== REQUIREMENTS ==
Quote everything in the listing below, from its first line down to the line containing "numpad-button-1[interactable]: 1 bbox=[69, 378, 93, 402]", with both ends included.

Records from a data source:
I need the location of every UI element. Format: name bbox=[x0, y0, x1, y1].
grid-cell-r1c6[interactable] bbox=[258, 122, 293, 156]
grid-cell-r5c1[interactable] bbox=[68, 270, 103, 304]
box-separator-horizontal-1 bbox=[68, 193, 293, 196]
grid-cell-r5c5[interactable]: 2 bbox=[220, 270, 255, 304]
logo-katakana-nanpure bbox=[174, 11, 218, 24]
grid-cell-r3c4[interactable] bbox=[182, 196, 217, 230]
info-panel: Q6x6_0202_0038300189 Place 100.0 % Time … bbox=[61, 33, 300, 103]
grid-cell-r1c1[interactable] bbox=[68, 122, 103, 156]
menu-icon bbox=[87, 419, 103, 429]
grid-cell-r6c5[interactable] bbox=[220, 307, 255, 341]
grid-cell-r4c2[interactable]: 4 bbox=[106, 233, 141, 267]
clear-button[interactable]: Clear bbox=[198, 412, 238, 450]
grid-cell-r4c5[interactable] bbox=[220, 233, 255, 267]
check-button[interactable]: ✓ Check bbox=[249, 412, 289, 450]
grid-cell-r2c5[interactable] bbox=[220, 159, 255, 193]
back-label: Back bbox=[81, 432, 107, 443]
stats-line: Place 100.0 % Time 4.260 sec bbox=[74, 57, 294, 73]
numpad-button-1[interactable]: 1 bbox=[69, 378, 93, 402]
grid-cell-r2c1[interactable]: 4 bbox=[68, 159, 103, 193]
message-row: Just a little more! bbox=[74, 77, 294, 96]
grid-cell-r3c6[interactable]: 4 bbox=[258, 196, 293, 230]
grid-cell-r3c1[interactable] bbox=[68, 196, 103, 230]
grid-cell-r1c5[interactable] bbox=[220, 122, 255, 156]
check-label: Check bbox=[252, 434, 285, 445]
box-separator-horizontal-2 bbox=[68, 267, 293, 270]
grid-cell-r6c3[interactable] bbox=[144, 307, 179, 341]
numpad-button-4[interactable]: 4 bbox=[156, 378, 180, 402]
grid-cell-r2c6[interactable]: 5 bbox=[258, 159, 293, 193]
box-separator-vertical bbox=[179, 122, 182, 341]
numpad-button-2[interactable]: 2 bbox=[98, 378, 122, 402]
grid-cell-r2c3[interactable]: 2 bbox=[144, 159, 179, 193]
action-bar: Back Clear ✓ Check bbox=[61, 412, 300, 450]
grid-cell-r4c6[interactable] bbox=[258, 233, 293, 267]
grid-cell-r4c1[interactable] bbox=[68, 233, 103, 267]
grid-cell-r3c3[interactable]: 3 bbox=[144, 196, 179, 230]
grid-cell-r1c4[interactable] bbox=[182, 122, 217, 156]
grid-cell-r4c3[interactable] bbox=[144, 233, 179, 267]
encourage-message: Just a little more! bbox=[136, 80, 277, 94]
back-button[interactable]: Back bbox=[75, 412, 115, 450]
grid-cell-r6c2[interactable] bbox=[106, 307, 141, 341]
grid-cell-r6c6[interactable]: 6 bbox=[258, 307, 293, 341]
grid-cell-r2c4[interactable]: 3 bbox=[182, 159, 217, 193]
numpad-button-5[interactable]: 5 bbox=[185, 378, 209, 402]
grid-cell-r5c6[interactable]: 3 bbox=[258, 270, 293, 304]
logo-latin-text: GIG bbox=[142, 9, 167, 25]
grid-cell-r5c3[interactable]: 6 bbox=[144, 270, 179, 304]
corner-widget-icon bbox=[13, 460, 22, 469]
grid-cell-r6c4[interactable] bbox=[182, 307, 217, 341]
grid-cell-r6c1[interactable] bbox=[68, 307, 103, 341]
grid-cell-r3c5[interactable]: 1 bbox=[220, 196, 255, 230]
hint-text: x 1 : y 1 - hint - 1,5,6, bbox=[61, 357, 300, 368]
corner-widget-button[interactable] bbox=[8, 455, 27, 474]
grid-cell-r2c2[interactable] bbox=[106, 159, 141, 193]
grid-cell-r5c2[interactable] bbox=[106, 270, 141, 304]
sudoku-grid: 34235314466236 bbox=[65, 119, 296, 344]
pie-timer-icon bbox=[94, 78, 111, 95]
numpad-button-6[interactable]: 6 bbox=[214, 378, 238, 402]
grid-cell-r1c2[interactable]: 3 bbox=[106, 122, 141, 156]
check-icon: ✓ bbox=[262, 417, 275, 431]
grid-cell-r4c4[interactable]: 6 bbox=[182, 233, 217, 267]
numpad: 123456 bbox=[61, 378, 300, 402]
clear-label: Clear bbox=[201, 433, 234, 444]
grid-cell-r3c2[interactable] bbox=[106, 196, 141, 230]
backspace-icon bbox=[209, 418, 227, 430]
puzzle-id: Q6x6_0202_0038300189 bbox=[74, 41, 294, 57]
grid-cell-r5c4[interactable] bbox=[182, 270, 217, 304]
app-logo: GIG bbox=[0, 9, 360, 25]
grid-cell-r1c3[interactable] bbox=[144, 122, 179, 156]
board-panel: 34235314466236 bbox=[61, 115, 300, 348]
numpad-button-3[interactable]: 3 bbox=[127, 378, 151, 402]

== SOLUTION TO THIS PROBLEM ==
I need the location of every UI element. Format: name bbox=[x0, y0, x1, y1].
grid-cell-r1c6[interactable] bbox=[258, 122, 293, 156]
grid-cell-r5c1[interactable] bbox=[68, 270, 103, 304]
box-separator-horizontal-1 bbox=[68, 193, 293, 196]
grid-cell-r5c5[interactable]: 2 bbox=[220, 270, 255, 304]
logo-katakana-nanpure bbox=[174, 11, 218, 24]
grid-cell-r3c4[interactable] bbox=[182, 196, 217, 230]
info-panel: Q6x6_0202_0038300189 Place 100.0 % Time … bbox=[61, 33, 300, 103]
grid-cell-r1c1[interactable] bbox=[68, 122, 103, 156]
menu-icon bbox=[87, 419, 103, 429]
grid-cell-r6c5[interactable] bbox=[220, 307, 255, 341]
grid-cell-r4c2[interactable]: 4 bbox=[106, 233, 141, 267]
clear-button[interactable]: Clear bbox=[198, 412, 238, 450]
grid-cell-r4c5[interactable] bbox=[220, 233, 255, 267]
check-button[interactable]: ✓ Check bbox=[249, 412, 289, 450]
grid-cell-r2c5[interactable] bbox=[220, 159, 255, 193]
back-label: Back bbox=[81, 432, 107, 443]
stats-line: Place 100.0 % Time 4.260 sec bbox=[74, 57, 294, 73]
numpad-button-1[interactable]: 1 bbox=[69, 378, 93, 402]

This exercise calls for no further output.